■ **Prompt**
Give the number of lines in the listing that hold the word "journey". Write nothing but that number.

* Start *

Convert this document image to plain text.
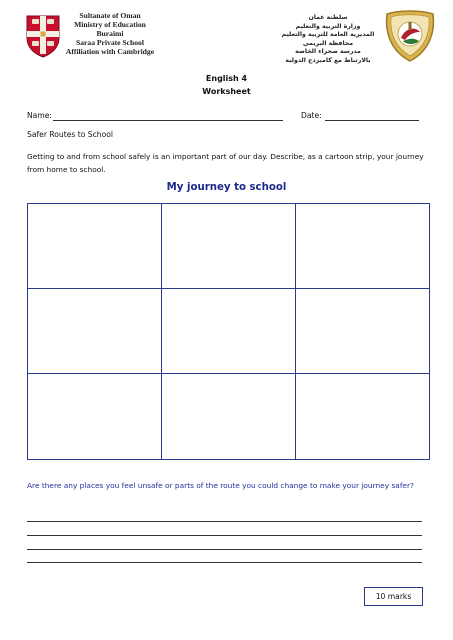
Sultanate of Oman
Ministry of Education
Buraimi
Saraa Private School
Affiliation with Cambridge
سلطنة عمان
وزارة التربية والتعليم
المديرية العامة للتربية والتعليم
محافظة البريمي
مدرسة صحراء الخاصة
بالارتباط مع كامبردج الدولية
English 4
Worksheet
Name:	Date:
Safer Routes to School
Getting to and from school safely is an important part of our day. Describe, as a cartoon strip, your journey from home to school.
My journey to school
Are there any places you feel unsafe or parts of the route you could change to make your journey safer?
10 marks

* End *
* Start *

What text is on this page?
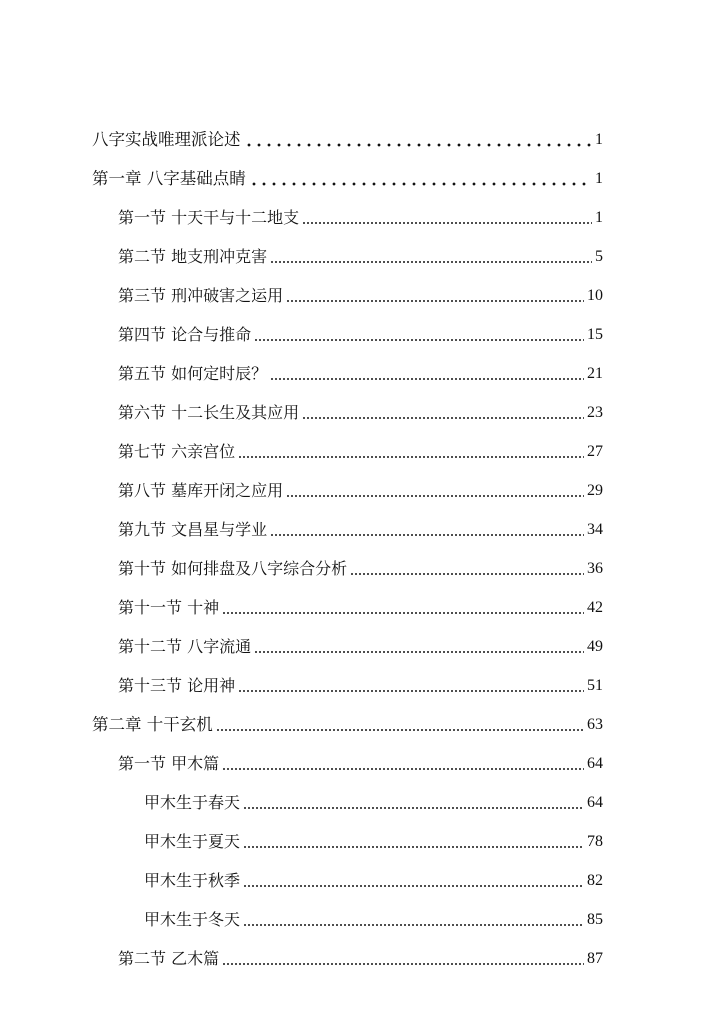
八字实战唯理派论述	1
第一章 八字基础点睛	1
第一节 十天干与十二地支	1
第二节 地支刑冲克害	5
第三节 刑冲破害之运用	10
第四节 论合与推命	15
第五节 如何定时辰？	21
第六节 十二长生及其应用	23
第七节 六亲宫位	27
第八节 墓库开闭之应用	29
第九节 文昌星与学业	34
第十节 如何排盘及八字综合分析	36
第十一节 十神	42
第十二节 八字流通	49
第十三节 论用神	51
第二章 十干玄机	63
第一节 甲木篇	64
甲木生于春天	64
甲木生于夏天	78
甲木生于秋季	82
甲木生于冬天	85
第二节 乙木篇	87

* End *

■ **Exercise answer**
3